» **Your instructions**: Return each line of the material verbatim.
** start **
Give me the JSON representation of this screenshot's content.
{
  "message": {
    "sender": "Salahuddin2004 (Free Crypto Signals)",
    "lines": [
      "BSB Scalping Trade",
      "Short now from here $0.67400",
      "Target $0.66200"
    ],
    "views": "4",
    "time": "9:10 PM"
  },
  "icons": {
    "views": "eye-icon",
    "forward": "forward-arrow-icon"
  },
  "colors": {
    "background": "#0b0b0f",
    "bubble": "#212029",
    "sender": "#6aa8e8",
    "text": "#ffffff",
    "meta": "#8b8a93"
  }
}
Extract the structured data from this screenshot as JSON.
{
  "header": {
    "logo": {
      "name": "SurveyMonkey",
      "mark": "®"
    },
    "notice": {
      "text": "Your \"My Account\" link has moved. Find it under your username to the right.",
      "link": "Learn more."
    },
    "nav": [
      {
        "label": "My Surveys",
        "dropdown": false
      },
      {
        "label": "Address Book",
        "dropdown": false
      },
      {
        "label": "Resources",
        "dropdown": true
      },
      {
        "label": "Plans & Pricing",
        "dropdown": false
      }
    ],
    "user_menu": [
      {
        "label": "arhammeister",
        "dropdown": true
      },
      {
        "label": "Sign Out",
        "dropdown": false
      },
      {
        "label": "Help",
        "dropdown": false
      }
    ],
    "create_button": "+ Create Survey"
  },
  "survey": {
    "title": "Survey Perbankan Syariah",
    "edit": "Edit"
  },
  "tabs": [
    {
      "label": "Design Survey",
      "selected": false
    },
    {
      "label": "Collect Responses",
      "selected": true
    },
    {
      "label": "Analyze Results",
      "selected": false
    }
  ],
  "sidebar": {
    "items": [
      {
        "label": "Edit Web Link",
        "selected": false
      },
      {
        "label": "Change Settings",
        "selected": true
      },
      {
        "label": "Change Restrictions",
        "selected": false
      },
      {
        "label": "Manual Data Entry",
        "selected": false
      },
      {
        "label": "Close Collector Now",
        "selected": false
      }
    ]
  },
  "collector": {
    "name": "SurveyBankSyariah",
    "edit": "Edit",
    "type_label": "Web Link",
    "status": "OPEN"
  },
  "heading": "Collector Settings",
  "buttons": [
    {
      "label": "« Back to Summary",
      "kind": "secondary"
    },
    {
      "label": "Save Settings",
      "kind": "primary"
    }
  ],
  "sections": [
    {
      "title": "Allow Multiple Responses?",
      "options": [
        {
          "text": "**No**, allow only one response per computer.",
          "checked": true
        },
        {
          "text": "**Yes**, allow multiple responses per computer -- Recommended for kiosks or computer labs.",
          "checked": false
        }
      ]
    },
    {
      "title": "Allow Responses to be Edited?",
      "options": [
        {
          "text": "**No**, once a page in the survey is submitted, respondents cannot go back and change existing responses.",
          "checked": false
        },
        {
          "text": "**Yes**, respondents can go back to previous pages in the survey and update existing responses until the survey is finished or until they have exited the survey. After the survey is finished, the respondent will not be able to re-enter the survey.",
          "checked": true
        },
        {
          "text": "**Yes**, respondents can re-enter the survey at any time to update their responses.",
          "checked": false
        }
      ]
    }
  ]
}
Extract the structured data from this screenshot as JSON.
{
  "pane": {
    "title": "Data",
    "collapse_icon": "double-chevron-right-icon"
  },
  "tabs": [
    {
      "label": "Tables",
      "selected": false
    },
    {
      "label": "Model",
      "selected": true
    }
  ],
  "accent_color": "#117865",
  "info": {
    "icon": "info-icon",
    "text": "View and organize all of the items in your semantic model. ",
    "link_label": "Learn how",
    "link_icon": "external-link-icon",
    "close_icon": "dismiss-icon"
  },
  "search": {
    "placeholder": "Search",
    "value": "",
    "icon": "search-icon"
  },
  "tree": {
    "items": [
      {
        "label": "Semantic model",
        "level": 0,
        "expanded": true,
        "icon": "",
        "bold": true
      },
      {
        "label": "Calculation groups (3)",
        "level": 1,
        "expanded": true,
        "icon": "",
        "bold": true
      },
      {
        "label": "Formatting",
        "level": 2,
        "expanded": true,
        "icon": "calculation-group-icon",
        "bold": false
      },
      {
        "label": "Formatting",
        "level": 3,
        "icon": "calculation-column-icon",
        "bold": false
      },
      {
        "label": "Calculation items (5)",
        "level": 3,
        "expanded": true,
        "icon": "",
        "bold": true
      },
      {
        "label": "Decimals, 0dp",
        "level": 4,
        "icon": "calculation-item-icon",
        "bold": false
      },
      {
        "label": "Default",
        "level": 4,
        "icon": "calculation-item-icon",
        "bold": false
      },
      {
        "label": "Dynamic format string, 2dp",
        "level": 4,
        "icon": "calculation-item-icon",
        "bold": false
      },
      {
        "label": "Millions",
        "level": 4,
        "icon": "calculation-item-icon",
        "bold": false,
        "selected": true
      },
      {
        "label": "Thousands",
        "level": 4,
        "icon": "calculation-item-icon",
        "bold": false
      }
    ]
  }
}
** end **
» **Result for this exercise**:
Give me the JSON representation of this screenshot's content.
{
  "message": {
    "sender": "Salahuddin2004 (Free Crypto Signals)",
    "lines": [
      "BSB Scalping Trade",
      "Short now from here $0.67400",
      "Target $0.66200"
    ],
    "views": "4",
    "time": "9:10 PM"
  },
  "icons": {
    "views": "eye-icon",
    "forward": "forward-arrow-icon"
  },
  "colors": {
    "background": "#0b0b0f",
    "bubble": "#212029",
    "sender": "#6aa8e8",
    "text": "#ffffff",
    "meta": "#8b8a93"
  }
}
Extract the structured data from this screenshot as JSON.
{
  "header": {
    "logo": {
      "name": "SurveyMonkey",
      "mark": "®"
    },
    "notice": {
      "text": "Your \"My Account\" link has moved. Find it under your username to the right.",
      "link": "Learn more."
    },
    "nav": [
      {
        "label": "My Surveys",
        "dropdown": false
      },
      {
        "label": "Address Book",
        "dropdown": false
      },
      {
        "label": "Resources",
        "dropdown": true
      },
      {
        "label": "Plans & Pricing",
        "dropdown": false
      }
    ],
    "user_menu": [
      {
        "label": "arhammeister",
        "dropdown": true
      },
      {
        "label": "Sign Out",
        "dropdown": false
      },
      {
        "label": "Help",
        "dropdown": false
      }
    ],
    "create_button": "+ Create Survey"
  },
  "survey": {
    "title": "Survey Perbankan Syariah",
    "edit": "Edit"
  },
  "tabs": [
    {
      "label": "Design Survey",
      "selected": false
    },
    {
      "label": "Collect Responses",
      "selected": true
    },
    {
      "label": "Analyze Results",
      "selected": false
    }
  ],
  "sidebar": {
    "items": [
      {
        "label": "Edit Web Link",
        "selected": false
      },
      {
        "label": "Change Settings",
        "selected": true
      },
      {
        "label": "Change Restrictions",
        "selected": false
      },
      {
        "label": "Manual Data Entry",
        "selected": false
      },
      {
        "label": "Close Collector Now",
        "selected": false
      }
    ]
  },
  "collector": {
    "name": "SurveyBankSyariah",
    "edit": "Edit",
    "type_label": "Web Link",
    "status": "OPEN"
  },
  "heading": "Collector Settings",
  "buttons": [
    {
      "label": "« Back to Summary",
      "kind": "secondary"
    },
    {
      "label": "Save Settings",
      "kind": "primary"
    }
  ],
  "sections": [
    {
      "title": "Allow Multiple Responses?",
      "options": [
        {
          "text": "**No**, allow only one response per computer.",
          "checked": true
        },
        {
          "text": "**Yes**, allow multiple responses per computer -- Recommended for kiosks or computer labs.",
          "checked": false
        }
      ]
    },
    {
      "title": "Allow Responses to be Edited?",
      "options": [
        {
          "text": "**No**, once a page in the survey is submitted, respondents cannot go back and change existing responses.",
          "checked": false
        },
        {
          "text": "**Yes**, respondents can go back to previous pages in the survey and update existing responses until the survey is finished or until they have exited the survey. After the survey is finished, the respondent will not be able to re-enter the survey.",
          "checked": true
        },
        {
          "text": "**Yes**, respondents can re-enter the survey at any time to update their responses.",
          "checked": false
        }
      ]
    }
  ]
}
Extract the structured data from this screenshot as JSON.
{
  "pane": {
    "title": "Data",
    "collapse_icon": "double-chevron-right-icon"
  },
  "tabs": [
    {
      "label": "Tables",
      "selected": false
    },
    {
      "label": "Model",
      "selected": true
    }
  ],
  "accent_color": "#117865",
  "info": {
    "icon": "info-icon",
    "text": "View and organize all of the items in your semantic model. ",
    "link_label": "Learn how",
    "link_icon": "external-link-icon",
    "close_icon": "dismiss-icon"
  },
  "search": {
    "placeholder": "Search",
    "value": "",
    "icon": "search-icon"
  },
  "tree": {
    "items": [
      {
        "label": "Semantic model",
        "level": 0,
        "expanded": true,
        "icon": "",
        "bold": true
      },
      {
        "label": "Calculation groups (3)",
        "level": 1,
        "expanded": true,
        "icon": "",
        "bold": true
      },
      {
        "label": "Formatting",
        "level": 2,
        "expanded": true,
        "icon": "calculation-group-icon",
        "bold": false
      },
      {
        "label": "Formatting",
        "level": 3,
        "icon": "calculation-column-icon",
        "bold": false
      },
      {
        "label": "Calculation items (5)",
        "level": 3,
        "expanded": true,
        "icon": "",
        "bold": true
      },
      {
        "label": "Decimals, 0dp",
        "level": 4,
        "icon": "calculation-item-icon",
        "bold": false
      },
      {
        "label": "Default",
        "level": 4,
        "icon": "calculation-item-icon",
        "bold": false
      },
      {
        "label": "Dynamic format string, 2dp",
        "level": 4,
        "icon": "calculation-item-icon",
        "bold": false
      },
      {
        "label": "Millions",
        "level": 4,
        "icon": "calculation-item-icon",
        "bold": false,
        "selected": true
      },
      {
        "label": "Thousands",
        "level": 4,
        "icon": "calculation-item-icon",
        "bold": false
      }
    ]
  }
}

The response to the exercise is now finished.